====== DATA PROVIDED ======

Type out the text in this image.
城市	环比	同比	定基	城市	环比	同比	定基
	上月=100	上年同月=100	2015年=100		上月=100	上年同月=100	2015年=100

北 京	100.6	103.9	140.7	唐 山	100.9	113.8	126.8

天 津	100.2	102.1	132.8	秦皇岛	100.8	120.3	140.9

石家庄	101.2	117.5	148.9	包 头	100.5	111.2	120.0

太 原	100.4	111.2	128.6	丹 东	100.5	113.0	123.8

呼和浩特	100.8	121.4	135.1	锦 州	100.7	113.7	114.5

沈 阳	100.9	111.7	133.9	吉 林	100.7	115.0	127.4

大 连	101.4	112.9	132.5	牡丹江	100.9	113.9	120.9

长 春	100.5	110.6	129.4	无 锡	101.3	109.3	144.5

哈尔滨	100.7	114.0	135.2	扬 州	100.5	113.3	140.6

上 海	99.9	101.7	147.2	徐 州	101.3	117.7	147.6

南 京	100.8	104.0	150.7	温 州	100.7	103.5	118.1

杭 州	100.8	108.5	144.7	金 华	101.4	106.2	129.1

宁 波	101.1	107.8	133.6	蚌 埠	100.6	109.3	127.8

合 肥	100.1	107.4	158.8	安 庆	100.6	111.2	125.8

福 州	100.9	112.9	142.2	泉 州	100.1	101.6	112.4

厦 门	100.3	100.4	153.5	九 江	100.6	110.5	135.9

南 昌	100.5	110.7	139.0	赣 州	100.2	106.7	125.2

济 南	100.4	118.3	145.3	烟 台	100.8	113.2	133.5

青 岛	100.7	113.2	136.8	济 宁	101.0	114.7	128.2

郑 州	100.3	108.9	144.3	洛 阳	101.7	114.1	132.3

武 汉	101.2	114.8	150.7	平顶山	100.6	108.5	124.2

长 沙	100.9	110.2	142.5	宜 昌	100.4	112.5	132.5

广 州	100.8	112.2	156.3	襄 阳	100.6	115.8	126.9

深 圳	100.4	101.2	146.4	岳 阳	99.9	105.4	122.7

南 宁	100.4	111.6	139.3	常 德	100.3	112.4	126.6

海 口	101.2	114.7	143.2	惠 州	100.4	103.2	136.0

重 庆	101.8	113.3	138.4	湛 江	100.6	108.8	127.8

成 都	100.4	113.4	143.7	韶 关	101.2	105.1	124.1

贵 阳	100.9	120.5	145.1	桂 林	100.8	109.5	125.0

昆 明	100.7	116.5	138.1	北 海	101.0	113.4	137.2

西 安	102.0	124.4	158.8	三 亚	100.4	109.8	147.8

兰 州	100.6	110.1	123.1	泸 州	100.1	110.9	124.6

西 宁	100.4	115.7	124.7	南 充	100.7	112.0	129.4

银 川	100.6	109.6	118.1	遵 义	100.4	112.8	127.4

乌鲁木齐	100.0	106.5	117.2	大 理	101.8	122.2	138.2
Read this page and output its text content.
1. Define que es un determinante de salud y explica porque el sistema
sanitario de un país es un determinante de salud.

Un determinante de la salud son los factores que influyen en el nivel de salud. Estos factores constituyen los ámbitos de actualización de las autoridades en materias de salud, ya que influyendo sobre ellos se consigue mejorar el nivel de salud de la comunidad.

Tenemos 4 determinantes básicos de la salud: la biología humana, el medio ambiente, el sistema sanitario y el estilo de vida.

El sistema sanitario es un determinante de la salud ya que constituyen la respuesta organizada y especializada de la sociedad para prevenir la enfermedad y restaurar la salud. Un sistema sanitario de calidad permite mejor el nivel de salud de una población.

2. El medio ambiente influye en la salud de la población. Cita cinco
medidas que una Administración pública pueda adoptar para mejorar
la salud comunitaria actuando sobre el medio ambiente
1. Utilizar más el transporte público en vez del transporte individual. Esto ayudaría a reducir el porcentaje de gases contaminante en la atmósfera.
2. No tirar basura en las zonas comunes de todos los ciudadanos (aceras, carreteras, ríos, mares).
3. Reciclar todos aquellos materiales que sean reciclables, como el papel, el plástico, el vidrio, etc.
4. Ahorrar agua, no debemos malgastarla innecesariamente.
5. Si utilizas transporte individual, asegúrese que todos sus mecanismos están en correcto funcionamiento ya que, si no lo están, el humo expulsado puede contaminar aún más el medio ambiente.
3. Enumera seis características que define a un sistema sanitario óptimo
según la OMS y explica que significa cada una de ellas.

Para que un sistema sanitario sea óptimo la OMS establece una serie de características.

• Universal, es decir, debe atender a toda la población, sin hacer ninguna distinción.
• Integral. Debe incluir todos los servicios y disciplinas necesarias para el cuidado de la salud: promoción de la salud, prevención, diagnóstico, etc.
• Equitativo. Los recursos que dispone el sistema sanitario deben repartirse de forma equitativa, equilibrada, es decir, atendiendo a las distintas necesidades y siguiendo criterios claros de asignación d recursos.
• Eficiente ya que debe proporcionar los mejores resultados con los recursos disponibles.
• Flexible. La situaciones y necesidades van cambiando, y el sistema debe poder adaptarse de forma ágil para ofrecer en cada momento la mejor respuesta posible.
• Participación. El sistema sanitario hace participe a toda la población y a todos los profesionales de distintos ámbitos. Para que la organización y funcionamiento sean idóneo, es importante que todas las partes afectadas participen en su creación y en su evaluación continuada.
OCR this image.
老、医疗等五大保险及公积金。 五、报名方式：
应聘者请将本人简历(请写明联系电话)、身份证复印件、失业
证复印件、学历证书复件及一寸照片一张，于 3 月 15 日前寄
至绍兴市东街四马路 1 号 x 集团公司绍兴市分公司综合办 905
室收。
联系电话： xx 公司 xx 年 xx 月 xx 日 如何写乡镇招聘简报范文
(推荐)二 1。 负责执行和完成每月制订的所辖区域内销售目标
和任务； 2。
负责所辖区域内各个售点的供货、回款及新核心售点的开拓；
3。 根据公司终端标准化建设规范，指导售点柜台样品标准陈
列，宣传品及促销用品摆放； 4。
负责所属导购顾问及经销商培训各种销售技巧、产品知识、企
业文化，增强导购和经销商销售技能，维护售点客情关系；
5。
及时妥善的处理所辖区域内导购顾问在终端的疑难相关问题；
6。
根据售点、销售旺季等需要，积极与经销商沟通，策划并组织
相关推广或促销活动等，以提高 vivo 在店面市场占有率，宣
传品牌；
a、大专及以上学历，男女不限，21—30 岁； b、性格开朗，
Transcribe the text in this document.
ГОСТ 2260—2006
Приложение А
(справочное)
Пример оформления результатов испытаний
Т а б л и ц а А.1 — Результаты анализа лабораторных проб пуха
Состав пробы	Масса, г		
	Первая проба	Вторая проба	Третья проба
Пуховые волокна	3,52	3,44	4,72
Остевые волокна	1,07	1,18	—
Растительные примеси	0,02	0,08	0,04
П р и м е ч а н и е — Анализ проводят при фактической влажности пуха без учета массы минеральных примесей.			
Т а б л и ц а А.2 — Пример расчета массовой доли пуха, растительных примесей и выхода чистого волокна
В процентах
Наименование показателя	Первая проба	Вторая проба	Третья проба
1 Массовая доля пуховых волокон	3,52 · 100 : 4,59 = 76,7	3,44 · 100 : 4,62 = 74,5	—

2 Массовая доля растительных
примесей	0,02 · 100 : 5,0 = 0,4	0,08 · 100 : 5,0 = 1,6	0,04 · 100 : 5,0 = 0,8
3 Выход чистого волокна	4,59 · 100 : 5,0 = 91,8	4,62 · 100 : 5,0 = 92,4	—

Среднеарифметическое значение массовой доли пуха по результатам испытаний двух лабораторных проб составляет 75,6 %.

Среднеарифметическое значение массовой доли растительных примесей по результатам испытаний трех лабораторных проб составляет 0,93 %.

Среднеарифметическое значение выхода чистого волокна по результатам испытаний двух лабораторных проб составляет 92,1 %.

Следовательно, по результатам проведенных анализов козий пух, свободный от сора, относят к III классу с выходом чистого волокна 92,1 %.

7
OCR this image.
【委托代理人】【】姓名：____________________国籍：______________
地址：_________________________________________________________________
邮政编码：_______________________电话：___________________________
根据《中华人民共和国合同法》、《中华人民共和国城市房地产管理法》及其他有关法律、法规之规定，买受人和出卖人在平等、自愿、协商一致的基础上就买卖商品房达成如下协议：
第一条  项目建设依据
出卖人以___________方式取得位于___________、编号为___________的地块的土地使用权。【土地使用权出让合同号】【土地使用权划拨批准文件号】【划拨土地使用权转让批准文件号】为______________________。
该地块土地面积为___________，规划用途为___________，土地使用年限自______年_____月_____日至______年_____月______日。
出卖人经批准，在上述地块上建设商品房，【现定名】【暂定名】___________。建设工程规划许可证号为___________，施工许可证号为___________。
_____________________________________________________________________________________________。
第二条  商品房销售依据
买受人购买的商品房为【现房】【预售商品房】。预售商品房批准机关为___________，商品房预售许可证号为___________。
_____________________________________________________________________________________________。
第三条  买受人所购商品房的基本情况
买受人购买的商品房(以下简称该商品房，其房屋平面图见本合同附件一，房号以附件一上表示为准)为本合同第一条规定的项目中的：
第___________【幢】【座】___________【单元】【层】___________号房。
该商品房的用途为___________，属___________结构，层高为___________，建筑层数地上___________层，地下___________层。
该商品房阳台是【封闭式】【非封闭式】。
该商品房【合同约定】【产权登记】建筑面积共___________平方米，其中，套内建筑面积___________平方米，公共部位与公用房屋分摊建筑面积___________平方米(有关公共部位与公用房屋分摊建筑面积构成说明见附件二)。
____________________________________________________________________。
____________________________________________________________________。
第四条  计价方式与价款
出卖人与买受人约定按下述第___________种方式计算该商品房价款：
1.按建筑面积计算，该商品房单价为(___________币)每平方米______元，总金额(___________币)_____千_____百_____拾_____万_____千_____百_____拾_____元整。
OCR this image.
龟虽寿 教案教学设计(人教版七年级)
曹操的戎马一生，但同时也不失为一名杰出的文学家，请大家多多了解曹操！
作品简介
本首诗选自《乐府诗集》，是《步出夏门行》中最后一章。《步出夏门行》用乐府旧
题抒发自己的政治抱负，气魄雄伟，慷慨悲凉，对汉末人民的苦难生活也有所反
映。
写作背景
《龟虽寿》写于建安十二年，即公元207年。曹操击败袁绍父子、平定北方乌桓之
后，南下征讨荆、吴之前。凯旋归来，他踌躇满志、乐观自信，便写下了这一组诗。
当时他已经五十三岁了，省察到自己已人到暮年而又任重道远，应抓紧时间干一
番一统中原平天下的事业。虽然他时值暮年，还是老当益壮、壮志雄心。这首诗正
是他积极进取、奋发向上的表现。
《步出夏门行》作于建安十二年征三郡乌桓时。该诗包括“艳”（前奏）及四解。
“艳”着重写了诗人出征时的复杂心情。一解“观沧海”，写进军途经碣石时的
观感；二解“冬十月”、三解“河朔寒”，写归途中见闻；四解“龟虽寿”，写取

======

TO DO –
Check every line of the records above for the string "выхода" and say how many contain it, giving the number alone.

RESULT FOR THIS TASK –
2